READING TEXT:
## START

Tree data as a nested list redux

Some time ago, I wrote about using python to aggregate data that is stored with a Materialized Path into a Nested List structure.

But we should be able to do that same aggregation using Postgres, and from an Adjacency List structure.

Let’s start with a table definition:

CREATE TABLE location (
  node_id SERIAL PRIMARY KEY,
  name TEXT,
  parent_id INTEGER REFERENCES location(node_id)
);

And some data:

INSERT INTO location (node_id, name, parent_id) VALUES
  (1, 'Australia', NULL),
  (2, 'South Australia', 1),
  (3, 'Victoria', 1),
  (4, 'South-East', 2),
  (5, 'Western Districts', 3),
  (6, 'New Zealand', NULL),
  (7, 'Barossa Valley', 2),
  (8, 'Riverland', 2),
  (9, 'South Island', 6),
  (10, 'North Island', 6),
  (11, 'Eastern Bay of Plenty', 10);

To begin with, we need to get all of the items, and their depth:

WITH RECURSIVE location_with_level AS (
  SELECT *,
         0 AS lvl
    FROM location
   WHERE parent_id IS NULL

  UNION ALL

  SELECT child.*,
         parent.lvl + 1
    FROM location child
    JOIN location_with_level parent ON parent.node_id = child.parent_id
)
SELECT * FROM location_with_level;
 node_id │         name          │ parent_id │ lvl
─────────┼───────────────────────┼───────────┼─────
       1 │ Australia             │    <NULL> │   0
       6 │ New Zealand           │    <NULL> │   0
       2 │ South Australia       │         1 │   1
       3 │ Victoria              │         1 │   1
       9 │ South Island          │         6 │   1
      10 │ North Island          │         6 │   1
       4 │ South-East            │         2 │   2
       5 │ Western Districts     │         3 │   2
       7 │ Barossa Valley        │         2 │   2
       8 │ Riverland             │         2 │   2
      11 │ Eastern Bay of Plenty │        10 │   2
(11 rows)

## END

EXERCISE OBJECTIVE:
Answer these from the tree data post:
(a) From what structure does the post aim to do the aggregation using Postgres?
(b) What lvl value does the query give to rows whose parent_id is NULL?
(c) What is the parent_id of 'Eastern Bay of Plenty'?
Use only the tree data post to answer.

INFORMATION SHOWN:

## START

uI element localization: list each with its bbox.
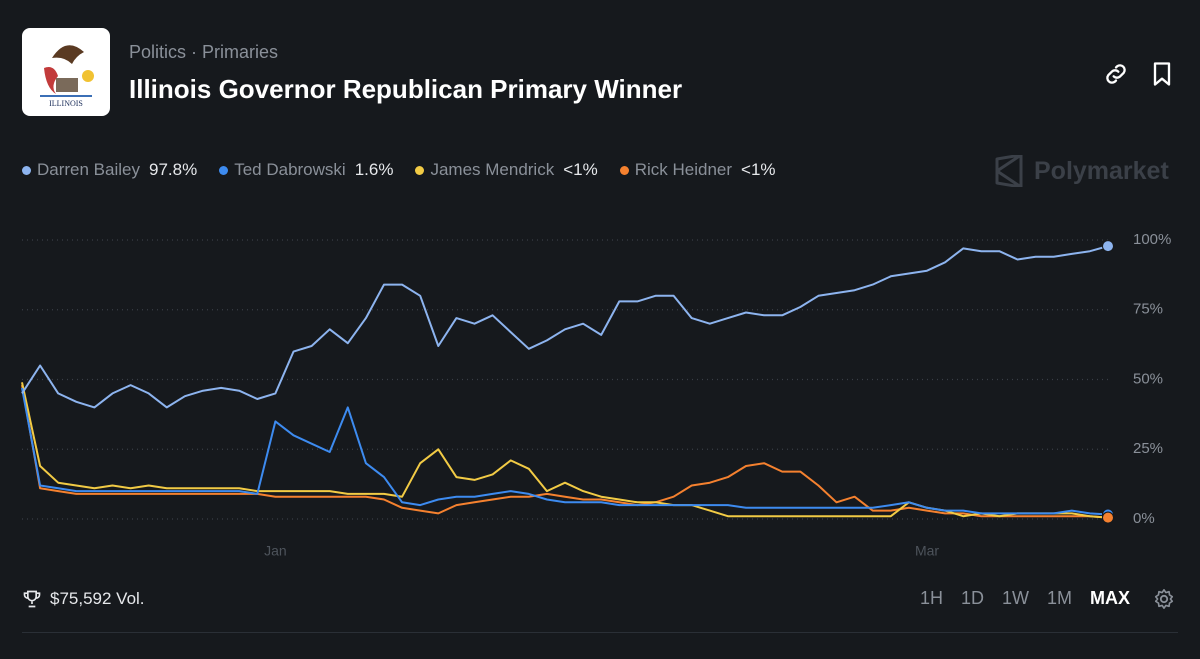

## END

COMPLETE RESPONSE:
(a) An Adjacency List structure.
(b) 0
(c) 10